WHAT IS NEEDED: Copy each record exactly and skip its pictures.

SUPPLIED DATA:
Segment Open
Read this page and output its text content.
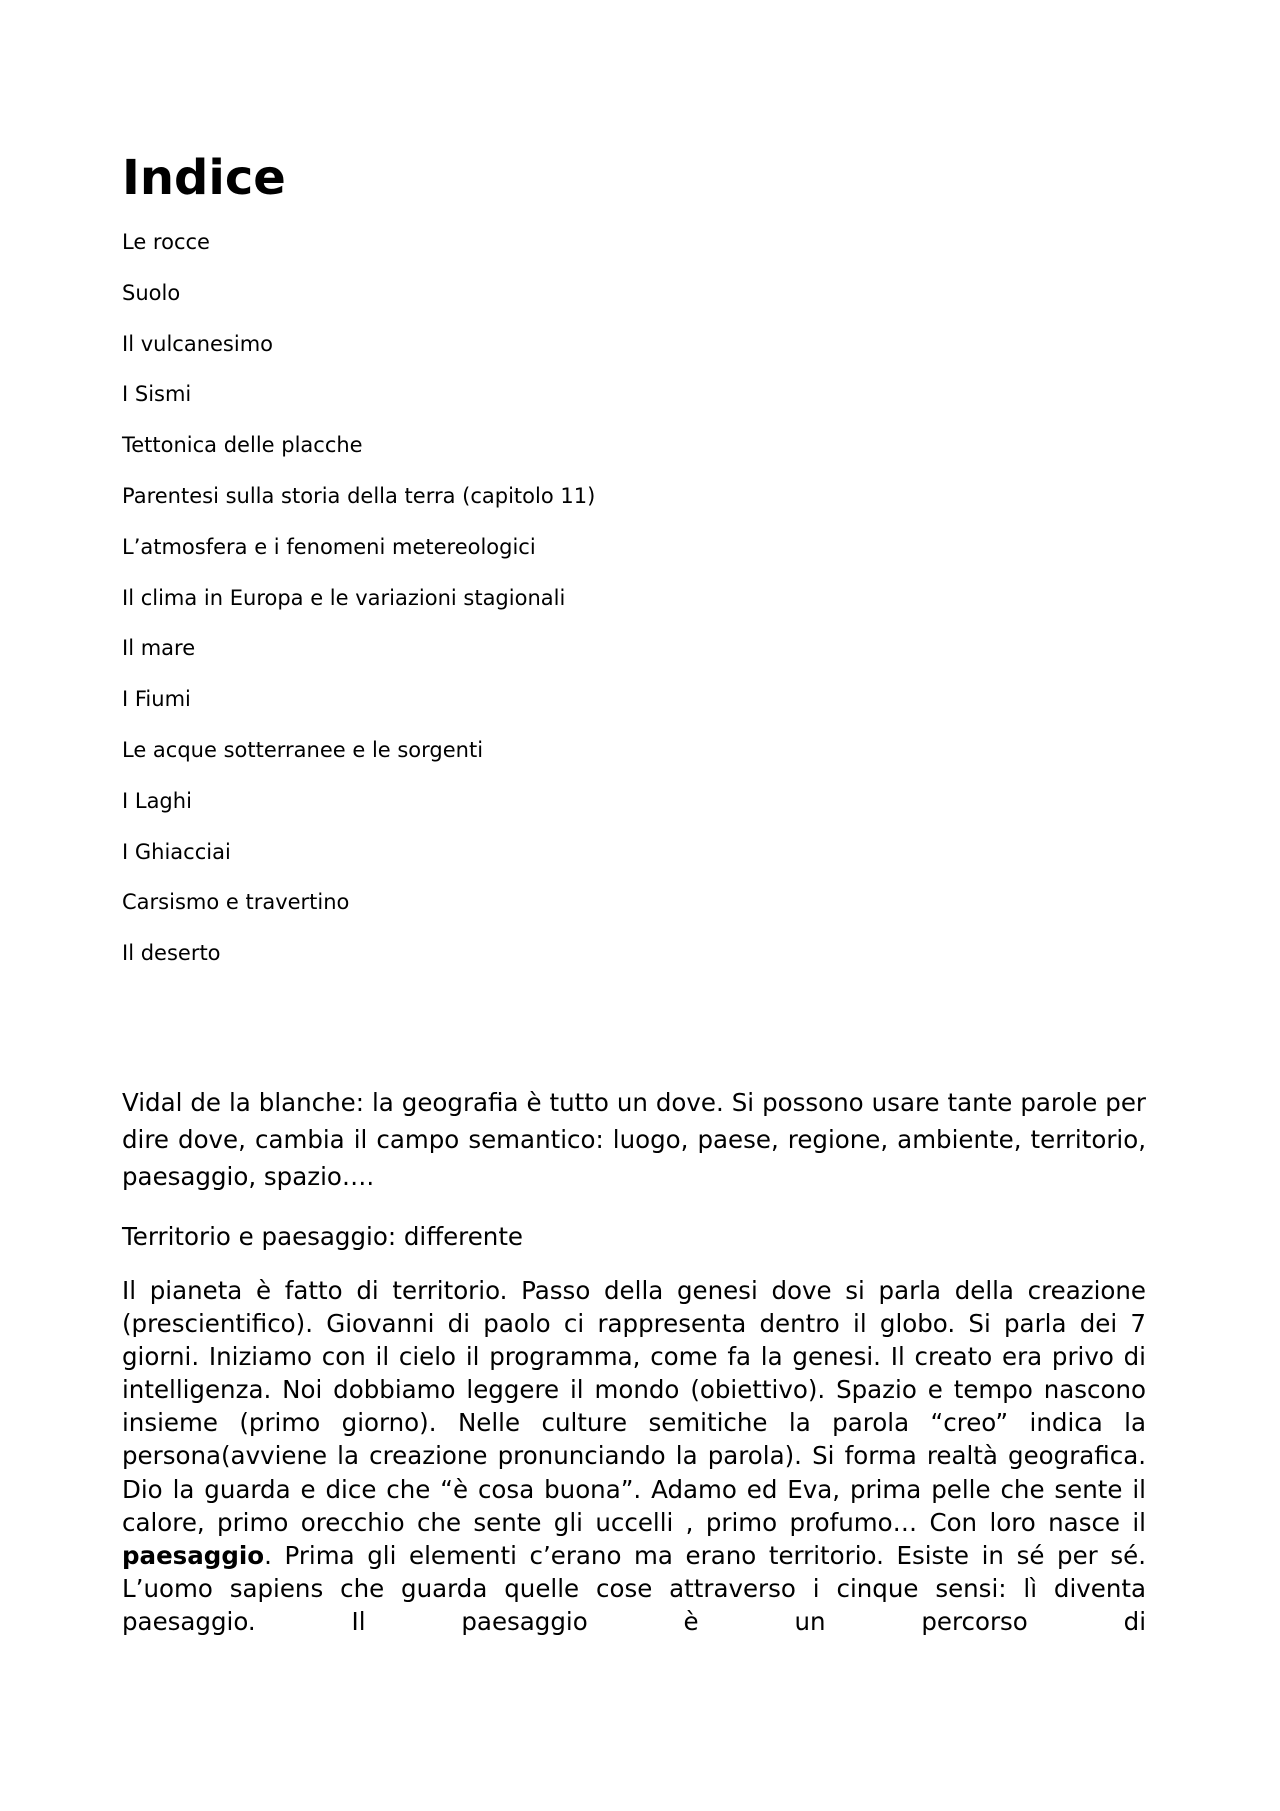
Indice
Le rocce
Suolo
Il vulcanesimo
I Sismi
Tettonica delle placche
Parentesi sulla storia della terra (capitolo 11)
L’atmosfera e i fenomeni metereologici
Il clima in Europa e le variazioni stagionali
Il mare
I Fiumi
Le acque sotterranee e le sorgenti
I Laghi
I Ghiacciai
Carsismo e travertino
Il deserto

Vidal de la blanche: la geografia è tutto un dove. Si possono usare tante parole per dire dove, cambia il campo semantico: luogo, paese, regione, ambiente, territorio, paesaggio, spazio….

Territorio e paesaggio: differente

Il pianeta è fatto di territorio. Passo della genesi dove si parla della creazione (prescientifico). Giovanni di paolo ci rappresenta dentro il globo. Si parla dei 7 giorni. Iniziamo con il cielo il programma, come fa la genesi. Il creato era privo di intelligenza. Noi dobbiamo leggere il mondo (obiettivo). Spazio e tempo nascono insieme (primo giorno). Nelle culture semitiche la parola “creo” indica la persona(avviene la creazione pronunciando la parola). Si forma realtà geografica. Dio la guarda e dice che “è cosa buona”. Adamo ed Eva, prima pelle che sente il calore, primo orecchio che sente gli uccelli , primo profumo… Con loro nasce il paesaggio. Prima gli elementi c’erano ma erano territorio. Esiste in sé per sé. L’uomo sapiens che guarda quelle cose attraverso i cinque sensi: lì diventa paesaggio. Il paesaggio è un percorso di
Segment Closed
COMPLETED TASK:
Read this page and output its text content.
Indice
Le rocce
Suolo
Il vulcanesimo
I Sismi
Tettonica delle placche
Parentesi sulla storia della terra (capitolo 11)
L’atmosfera e i fenomeni metereologici
Il clima in Europa e le variazioni stagionali
Il mare
I Fiumi
Le acque sotterranee e le sorgenti
I Laghi
I Ghiacciai
Carsismo e travertino
Il deserto

Vidal de la blanche: la geografia è tutto un dove. Si possono usare tante parole per dire dove, cambia il campo semantico: luogo, paese, regione, ambiente, territorio, paesaggio, spazio….

Territorio e paesaggio: differente

Il pianeta è fatto di territorio. Passo della genesi dove si parla della creazione (prescientifico). Giovanni di paolo ci rappresenta dentro il globo. Si parla dei 7 giorni. Iniziamo con il cielo il programma, come fa la genesi. Il creato era privo di intelligenza. Noi dobbiamo leggere il mondo (obiettivo). Spazio e tempo nascono insieme (primo giorno). Nelle culture semitiche la parola “creo” indica la persona(avviene la creazione pronunciando la parola). Si forma realtà geografica. Dio la guarda e dice che “è cosa buona”. Adamo ed Eva, prima pelle che sente il calore, primo orecchio che sente gli uccelli , primo profumo… Con loro nasce il paesaggio. Prima gli elementi c’erano ma erano territorio. Esiste in sé per sé. L’uomo sapiens che guarda quelle cose attraverso i cinque sensi: lì diventa paesaggio. Il paesaggio è un percorso di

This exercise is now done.